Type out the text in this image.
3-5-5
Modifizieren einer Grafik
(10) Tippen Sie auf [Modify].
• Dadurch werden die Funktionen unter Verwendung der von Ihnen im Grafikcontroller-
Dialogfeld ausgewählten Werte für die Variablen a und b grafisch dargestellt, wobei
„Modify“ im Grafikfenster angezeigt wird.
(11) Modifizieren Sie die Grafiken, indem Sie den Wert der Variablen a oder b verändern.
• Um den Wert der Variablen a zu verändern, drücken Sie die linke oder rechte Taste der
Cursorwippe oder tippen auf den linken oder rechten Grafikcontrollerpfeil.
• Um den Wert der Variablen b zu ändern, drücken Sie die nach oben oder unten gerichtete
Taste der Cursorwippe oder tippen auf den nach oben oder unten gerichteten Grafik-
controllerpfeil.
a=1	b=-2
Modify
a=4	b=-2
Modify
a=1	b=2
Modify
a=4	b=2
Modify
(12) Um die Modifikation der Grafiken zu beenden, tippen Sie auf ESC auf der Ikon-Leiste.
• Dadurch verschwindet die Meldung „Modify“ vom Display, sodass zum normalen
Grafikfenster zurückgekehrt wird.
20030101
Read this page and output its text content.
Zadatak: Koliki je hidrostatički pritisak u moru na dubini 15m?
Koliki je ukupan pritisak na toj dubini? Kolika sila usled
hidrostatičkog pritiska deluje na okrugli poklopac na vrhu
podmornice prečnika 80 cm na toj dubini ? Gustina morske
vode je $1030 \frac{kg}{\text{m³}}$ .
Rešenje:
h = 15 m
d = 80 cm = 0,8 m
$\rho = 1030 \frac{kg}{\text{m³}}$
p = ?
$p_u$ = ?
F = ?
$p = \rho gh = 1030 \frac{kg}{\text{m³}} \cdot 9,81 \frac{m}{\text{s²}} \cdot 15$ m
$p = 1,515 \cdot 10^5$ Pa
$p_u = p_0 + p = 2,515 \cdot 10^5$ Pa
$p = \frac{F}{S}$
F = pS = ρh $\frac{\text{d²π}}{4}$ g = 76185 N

++++++++++++++++++++

## Task goal
Collect the lines of the data that carry the word "oder".

## Task answer
(11) Modifizieren Sie die Grafiken, indem Sie den Wert der Variablen a oder b verändern.
• Um den Wert der Variablen a zu verändern, drücken Sie die linke oder rechte Taste der
Cursorwippe oder tippen auf den linken oder rechten Grafikcontrollerpfeil.
• Um den Wert der Variablen b zu ändern, drücken Sie die nach oben oder unten gerichtete
Taste der Cursorwippe oder tippen auf den nach oben oder unten gerichteten Grafik-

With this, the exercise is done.